> **原文摘录**:
^^^^^^^^^^^^^^^^
POJ 1985 Cow Marathon 树的直径

求一棵树上的最长路，即树的直径。

#include <iostream>
#include <cstdio>
#include <algorithm>
#include <string>
#include <cmath>
#include <cstring>
#include <queue>
#include <set>
#include <vector>
#include <stack>
#include <map>
#include <iomanip>
#define PI acos(-1.0)
#define Max 20005
#define inf 1<<28
#define LL(x) (x<<1)
#define RR(x) (x<<1|1)
#define FOR(i,s,t) for(int i=(s);i<=(t);++i)
#define ll long long
#define mem(a,b) memset(a,b,sizeof(a))
#define mp(a,b) make_pair(a,b)
using namespace std;

int n , m ;
struct kdq
{
    int e , l , next ;
}ed[Max * 100] ;
int head[Max * 10 ], num ,ans = 0 ;
bool vis[Max * 10 ];
int dis[Max * 10 ];
void add(int s , int v ,int l )
{
    ed[num].e = v ;
    ed[num].l = l ;
    ed[num].next = head[s];
    head[s] = num ++;
}
void init()
{
    num = 0 ;
    ans = 0 ;
    mem(head,-1);
    mem(dis,0);
}

void bfs(int now )
{
    queue<int>qe;
    qe.push(now);
    vis[now] = 1 ;
    dis[now] = 0 ;
    int v = now ;
    int vv = dis[now] ;
    while(!qe.empty())
    {
        int tt = qe.front();
        qe.pop();
        for (int i = head[tt] ; i != -1 ;i = ed[i].next )
        {
            int t = ed[i].e ;
            int l = ed[i].l ;
            if(vis[t])continue;
            vis[t] = 1 ;
            dis[t] = dis[tt] + l ;
            if(vv < dis[t])v = t , vv = dis[t] ;
            qe.push(t);
        }
    }
    mem(vis,0);
    while(!qe.empty())qe.pop();
    qe.push(v);
    vis[v] = 1 ;
    dis[v] = 0 ;
    while(!qe.empty())
^^^^^^^^^^^^^^^^
> **资料区块**:
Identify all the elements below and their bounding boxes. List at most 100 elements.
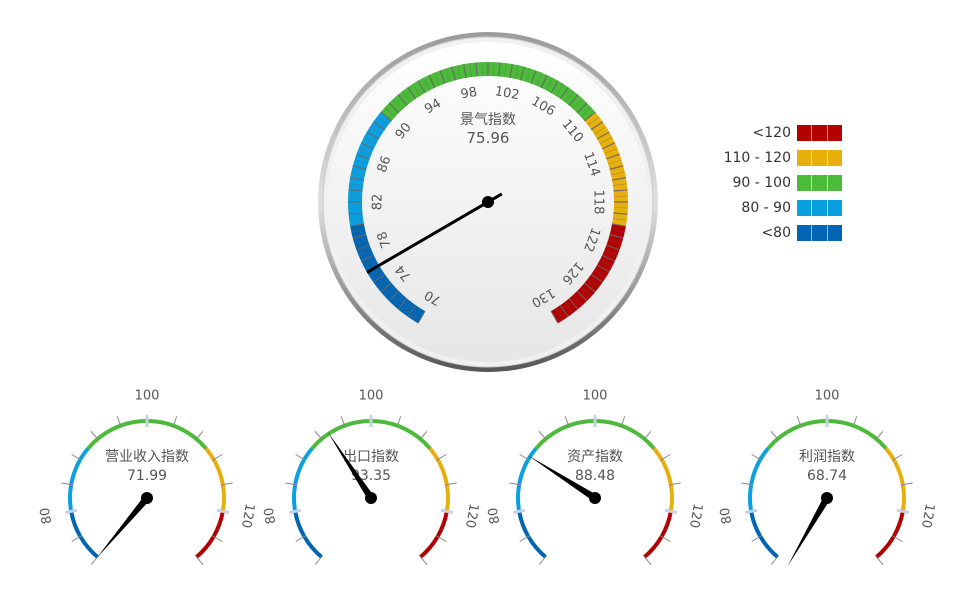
^^^^^^^^^^^^^^^^
> **待办任务**:
**a)** 在这段树的直径代码里，宏 Max 被定义为多少？
**b)** 逐字引用这段树的直径代码，从"#define Max 20005"一直往下到"#define mem(a,b) memset(a,b,sizeof(a))"。
**c)** 接着这段树的直径代码的最后一行往下续写。
上面的资料与这段树的直径代码没有关系。

> **各题答案**:
**a)** 20005

**b)**
#define Max 20005
#define inf 1<<28
#define LL(x) (x<<1)
#define RR(x) (x<<1|1)
#define FOR(i,s,t) for(int i=(s);i<=(t);++i)
#define ll long long
#define mem(a,b) memset(a,b,sizeof(a))

**c)**
    {
        int tt = qe.front() ;
        qe.pop() ;
        for (int i = head[tt] ; i != -1 ;i = ed[i].next )
        {
            int t = ed[i].e ;
            int l = ed[i].l ;
            if(vis[t])continue;
            vis[t] = 1 ;
            dis[t] = dis[tt] + l ;
            if(dis[t] > ans)ans = dis[t] ;
            qe.push(t);
        }
    }
}
int main()
{
    while(cin >> n >> m)
    {
        init();
        for (int i = 0 ;i < m ;i ++)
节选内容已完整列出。